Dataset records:
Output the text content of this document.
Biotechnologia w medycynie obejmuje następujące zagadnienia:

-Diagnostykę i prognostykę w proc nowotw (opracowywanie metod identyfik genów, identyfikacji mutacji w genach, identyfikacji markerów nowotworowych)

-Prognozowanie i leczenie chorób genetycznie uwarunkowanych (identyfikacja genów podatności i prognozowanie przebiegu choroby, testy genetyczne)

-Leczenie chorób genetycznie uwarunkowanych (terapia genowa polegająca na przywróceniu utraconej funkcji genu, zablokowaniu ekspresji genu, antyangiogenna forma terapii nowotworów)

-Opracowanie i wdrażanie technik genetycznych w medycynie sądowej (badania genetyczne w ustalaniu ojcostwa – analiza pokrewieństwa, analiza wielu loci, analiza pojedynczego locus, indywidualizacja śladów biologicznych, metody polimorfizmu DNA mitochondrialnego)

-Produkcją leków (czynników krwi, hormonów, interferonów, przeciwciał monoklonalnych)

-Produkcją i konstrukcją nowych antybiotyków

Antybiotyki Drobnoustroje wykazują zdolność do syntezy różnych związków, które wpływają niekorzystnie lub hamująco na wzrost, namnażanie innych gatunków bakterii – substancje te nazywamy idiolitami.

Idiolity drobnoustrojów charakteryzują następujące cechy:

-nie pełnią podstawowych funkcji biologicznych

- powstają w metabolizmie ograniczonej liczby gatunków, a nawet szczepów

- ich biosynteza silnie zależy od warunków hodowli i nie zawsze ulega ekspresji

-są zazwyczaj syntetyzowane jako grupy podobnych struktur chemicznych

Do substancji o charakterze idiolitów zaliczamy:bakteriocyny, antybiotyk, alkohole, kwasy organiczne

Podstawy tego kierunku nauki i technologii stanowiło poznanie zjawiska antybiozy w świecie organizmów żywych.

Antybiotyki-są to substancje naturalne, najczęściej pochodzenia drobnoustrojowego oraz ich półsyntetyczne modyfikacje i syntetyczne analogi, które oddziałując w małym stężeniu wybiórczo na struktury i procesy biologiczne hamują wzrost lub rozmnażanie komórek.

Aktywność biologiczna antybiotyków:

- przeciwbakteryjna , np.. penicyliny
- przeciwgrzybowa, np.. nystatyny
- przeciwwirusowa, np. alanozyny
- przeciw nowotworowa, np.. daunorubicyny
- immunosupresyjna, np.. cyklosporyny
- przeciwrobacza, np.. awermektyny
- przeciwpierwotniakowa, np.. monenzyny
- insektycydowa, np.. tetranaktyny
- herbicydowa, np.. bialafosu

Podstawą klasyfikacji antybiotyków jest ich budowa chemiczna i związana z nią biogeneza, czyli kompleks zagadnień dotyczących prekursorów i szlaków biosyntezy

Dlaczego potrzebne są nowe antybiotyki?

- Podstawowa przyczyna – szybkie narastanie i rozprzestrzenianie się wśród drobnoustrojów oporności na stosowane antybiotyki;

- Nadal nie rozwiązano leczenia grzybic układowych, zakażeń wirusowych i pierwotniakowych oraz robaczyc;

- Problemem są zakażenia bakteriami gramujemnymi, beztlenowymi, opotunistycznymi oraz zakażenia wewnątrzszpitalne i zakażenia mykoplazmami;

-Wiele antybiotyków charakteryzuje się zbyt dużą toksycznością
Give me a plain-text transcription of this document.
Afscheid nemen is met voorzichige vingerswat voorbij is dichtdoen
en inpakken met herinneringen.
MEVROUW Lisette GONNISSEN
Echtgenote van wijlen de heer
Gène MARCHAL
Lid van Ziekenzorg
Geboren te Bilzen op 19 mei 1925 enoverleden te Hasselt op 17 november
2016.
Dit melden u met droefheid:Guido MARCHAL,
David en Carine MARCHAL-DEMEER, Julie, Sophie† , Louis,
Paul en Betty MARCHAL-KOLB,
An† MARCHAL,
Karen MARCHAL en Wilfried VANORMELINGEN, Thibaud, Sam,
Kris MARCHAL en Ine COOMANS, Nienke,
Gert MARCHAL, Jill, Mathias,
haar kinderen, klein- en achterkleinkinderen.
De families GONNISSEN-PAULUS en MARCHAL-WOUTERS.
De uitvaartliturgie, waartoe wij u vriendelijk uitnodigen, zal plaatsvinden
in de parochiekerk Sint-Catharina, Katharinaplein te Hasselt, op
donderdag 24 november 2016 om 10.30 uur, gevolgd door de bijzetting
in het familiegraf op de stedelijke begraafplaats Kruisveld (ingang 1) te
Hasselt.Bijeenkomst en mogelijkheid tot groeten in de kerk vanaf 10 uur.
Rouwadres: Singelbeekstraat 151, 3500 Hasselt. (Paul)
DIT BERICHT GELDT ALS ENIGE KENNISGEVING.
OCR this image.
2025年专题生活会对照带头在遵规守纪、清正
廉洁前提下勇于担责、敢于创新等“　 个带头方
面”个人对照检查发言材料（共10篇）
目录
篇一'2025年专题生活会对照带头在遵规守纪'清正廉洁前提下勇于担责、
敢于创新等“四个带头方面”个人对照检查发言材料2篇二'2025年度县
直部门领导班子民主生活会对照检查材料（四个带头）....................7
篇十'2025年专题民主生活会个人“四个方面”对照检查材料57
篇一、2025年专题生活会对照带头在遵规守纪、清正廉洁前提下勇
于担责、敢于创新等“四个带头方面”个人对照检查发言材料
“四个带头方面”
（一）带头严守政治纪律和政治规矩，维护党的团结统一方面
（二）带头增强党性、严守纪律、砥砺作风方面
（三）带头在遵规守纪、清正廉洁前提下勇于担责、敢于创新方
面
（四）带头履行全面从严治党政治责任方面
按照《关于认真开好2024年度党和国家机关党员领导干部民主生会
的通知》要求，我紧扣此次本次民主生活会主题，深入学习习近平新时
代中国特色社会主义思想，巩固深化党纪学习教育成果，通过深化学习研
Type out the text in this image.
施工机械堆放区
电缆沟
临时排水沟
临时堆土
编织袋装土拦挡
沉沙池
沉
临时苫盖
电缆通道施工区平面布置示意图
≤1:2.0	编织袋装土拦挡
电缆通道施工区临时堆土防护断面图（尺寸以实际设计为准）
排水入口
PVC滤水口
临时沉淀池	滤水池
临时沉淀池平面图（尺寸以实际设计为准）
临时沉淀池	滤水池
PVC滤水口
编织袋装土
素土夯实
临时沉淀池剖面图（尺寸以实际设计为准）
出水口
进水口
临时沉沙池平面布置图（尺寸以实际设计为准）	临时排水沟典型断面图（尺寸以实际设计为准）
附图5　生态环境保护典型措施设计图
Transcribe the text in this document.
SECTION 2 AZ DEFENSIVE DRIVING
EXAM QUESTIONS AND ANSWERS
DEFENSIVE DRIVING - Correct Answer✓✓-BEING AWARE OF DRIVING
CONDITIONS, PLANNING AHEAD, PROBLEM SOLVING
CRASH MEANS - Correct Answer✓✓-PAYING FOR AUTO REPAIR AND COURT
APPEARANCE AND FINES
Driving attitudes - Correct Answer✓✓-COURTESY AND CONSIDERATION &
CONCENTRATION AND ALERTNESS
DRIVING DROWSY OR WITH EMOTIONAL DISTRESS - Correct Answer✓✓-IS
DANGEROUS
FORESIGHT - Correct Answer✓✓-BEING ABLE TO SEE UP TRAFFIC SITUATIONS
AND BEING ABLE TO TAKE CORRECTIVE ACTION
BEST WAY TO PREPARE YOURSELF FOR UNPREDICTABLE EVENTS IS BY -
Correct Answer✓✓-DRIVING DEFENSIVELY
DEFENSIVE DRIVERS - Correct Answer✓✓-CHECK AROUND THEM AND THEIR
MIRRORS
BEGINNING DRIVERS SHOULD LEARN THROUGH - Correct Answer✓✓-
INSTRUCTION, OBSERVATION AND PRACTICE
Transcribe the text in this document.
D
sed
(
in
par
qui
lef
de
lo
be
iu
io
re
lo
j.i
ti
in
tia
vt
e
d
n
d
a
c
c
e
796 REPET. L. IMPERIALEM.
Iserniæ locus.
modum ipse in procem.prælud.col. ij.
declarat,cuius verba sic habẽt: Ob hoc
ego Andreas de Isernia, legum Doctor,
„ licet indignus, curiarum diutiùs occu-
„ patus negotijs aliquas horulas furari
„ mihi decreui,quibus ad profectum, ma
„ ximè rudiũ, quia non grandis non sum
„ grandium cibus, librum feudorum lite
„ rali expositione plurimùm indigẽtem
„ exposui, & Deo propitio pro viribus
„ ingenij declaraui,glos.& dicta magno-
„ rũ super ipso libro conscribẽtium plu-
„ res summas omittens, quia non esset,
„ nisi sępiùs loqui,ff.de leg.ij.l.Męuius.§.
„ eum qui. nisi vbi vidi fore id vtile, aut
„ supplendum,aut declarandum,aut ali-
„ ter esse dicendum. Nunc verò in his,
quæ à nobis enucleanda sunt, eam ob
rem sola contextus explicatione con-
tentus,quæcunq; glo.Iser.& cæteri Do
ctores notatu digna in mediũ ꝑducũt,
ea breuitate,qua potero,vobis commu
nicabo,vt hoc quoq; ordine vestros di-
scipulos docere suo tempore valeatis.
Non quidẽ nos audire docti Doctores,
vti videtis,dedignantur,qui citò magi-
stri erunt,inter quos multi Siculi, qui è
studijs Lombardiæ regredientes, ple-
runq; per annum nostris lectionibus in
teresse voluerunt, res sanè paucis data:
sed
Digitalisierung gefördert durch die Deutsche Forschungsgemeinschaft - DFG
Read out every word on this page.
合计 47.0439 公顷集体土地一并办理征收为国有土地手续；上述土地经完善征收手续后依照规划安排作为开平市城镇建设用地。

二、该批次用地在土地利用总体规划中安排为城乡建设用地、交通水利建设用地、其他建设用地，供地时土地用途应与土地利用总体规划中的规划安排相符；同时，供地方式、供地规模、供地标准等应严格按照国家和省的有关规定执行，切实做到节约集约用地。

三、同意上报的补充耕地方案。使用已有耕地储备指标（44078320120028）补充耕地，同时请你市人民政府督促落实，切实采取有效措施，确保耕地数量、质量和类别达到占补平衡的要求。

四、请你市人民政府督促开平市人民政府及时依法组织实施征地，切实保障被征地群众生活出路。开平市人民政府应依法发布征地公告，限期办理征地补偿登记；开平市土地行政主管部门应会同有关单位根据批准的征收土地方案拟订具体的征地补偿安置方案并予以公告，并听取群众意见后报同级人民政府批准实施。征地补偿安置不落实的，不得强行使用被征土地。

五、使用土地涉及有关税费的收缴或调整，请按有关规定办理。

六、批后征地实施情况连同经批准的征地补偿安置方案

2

▶ **Stated problem**
Write out again, unchanged, every line from the line containing "Read out every word on this page." to the final line of the material above.

▶ **Finished answer**
Read out every word on this page.
合计 47.0439 公顷集体土地一并办理征收为国有土地手续；上述土地经完善征收手续后依照规划安排作为开平市城镇建设用地。

二、该批次用地在土地利用总体规划中安排为城乡建设用地、交通水利建设用地、其他建设用地，供地时土地用途应与土地利用总体规划中的规划安排相符；同时，供地方式、供地规模、供地标准等应严格按照国家和省的有关规定执行，切实做到节约集约用地。

三、同意上报的补充耕地方案。使用已有耕地储备指标（44078320120028）补充耕地，同时请你市人民政府督促落实，切实采取有效措施，确保耕地数量、质量和类别达到占补平衡的要求。

四、请你市人民政府督促开平市人民政府及时依法组织实施征地，切实保障被征地群众生活出路。开平市人民政府应依法发布征地公告，限期办理征地补偿登记；开平市土地行政主管部门应会同有关单位根据批准的征收土地方案拟订具体的征地补偿安置方案并予以公告，并听取群众意见后报同级人民政府批准实施。征地补偿安置不落实的，不得强行使用被征土地。

五、使用土地涉及有关税费的收缴或调整，请按有关规定办理。

六、批后征地实施情况连同经批准的征地补偿安置方案

2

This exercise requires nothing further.